# [TO DO]
Select every line containing the word "grønne" from the material, and copy those lines.

# [ITEMS]
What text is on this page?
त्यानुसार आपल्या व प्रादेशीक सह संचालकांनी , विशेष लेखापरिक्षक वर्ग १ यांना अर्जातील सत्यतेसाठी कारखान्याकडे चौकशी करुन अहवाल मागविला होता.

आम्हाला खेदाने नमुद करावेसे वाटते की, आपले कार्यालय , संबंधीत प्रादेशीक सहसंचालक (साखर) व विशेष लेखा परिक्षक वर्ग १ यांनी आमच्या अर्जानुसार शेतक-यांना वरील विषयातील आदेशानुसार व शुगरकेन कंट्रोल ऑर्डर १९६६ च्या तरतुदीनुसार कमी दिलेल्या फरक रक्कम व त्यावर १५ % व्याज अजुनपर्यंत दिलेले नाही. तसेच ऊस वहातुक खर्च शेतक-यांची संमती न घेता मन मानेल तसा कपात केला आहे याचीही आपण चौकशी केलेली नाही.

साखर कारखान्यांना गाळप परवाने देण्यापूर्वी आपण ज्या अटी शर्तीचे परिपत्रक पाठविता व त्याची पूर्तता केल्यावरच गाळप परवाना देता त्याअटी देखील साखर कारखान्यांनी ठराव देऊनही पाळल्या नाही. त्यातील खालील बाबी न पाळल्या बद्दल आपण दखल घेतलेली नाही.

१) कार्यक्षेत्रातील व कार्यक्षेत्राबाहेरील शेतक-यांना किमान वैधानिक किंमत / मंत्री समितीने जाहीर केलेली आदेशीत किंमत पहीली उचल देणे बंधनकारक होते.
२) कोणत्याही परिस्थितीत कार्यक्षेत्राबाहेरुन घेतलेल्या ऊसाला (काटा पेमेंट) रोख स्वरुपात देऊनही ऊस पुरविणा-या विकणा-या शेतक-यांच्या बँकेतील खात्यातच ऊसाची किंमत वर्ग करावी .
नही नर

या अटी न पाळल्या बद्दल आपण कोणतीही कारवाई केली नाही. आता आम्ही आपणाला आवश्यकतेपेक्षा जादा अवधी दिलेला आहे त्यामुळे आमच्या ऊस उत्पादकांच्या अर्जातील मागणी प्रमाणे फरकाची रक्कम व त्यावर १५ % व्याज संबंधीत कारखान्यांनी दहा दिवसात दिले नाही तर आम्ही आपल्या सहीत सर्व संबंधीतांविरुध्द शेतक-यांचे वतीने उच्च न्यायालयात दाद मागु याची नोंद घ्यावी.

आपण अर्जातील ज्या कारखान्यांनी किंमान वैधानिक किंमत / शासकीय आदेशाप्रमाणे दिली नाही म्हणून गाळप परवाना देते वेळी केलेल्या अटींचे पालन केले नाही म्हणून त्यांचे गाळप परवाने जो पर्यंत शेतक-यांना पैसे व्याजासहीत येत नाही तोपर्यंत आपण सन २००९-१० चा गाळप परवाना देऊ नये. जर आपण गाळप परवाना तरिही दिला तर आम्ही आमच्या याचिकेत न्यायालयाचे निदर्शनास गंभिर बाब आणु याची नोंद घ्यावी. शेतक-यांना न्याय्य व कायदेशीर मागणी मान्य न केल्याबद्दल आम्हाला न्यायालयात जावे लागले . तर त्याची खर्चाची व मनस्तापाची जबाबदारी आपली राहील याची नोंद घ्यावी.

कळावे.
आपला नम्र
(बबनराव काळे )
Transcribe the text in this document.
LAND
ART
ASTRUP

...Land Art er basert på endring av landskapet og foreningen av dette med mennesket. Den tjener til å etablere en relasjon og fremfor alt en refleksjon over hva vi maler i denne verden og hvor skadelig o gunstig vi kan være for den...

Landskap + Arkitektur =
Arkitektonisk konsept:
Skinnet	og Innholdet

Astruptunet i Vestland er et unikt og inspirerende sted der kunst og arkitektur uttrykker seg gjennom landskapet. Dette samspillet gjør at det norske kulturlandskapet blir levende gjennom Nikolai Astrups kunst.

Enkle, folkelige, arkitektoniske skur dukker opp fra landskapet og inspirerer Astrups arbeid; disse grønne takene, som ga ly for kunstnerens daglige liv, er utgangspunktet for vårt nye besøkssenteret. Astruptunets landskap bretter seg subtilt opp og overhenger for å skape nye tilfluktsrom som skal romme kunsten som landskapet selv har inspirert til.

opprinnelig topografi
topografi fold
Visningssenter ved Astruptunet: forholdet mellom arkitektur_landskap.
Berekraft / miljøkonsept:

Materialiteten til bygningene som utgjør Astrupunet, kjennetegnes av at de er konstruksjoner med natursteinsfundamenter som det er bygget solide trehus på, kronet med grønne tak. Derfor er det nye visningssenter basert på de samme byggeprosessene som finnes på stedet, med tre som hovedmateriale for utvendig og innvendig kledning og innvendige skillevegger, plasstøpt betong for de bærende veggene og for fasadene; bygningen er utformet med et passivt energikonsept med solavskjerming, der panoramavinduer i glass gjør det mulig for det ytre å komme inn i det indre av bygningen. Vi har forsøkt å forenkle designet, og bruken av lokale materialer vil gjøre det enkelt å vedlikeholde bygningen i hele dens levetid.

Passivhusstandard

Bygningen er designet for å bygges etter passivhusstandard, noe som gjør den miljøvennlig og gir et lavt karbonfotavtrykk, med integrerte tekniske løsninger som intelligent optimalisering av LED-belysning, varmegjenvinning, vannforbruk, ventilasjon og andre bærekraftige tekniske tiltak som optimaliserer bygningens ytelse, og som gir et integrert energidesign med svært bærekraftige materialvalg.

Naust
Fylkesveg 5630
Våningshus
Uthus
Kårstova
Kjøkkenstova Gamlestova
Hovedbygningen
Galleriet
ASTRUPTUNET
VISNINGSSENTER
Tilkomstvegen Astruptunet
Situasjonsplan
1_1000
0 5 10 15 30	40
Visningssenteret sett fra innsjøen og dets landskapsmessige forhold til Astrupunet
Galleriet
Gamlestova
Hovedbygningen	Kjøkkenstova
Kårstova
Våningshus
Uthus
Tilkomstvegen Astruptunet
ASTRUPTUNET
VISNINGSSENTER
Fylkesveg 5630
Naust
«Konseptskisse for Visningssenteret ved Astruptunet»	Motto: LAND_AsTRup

# [SOLUTION TO THIS EXERCISE]
Enkle, folkelige, arkitektoniske skur dukker opp fra landskapet og inspirerer Astrups arbeid; disse grønne takene, som ga ly for kunstnerens daglige liv, er utgangspunktet for vårt nye besøkssenteret. Astruptunets landskap bretter seg subtilt opp og overhenger for å skape nye tilfluktsrom som skal romme kunsten som landskapet selv har inspirert til.
Materialiteten til bygningene som utgjør Astrupunet, kjennetegnes av at de er konstruksjoner med natursteinsfundamenter som det er bygget solide trehus på, kronet med grønne tak. Derfor er det nye visningssenter basert på de samme byggeprosessene som finnes på stedet, med tre som hovedmateriale for utvendig og innvendig kledning og innvendige skillevegger, plasstøpt betong for de bærende veggene og for fasadene; bygningen er utformet med et passivt energikonsept med solavskjerming, der panoramavinduer i glass gjør det mulig for det ytre å komme inn i det indre av bygningen. Vi har forsøkt å forenkle designet, og bruken av lokale materialer vil gjøre det enkelt å vedlikeholde bygningen i hele dens levetid.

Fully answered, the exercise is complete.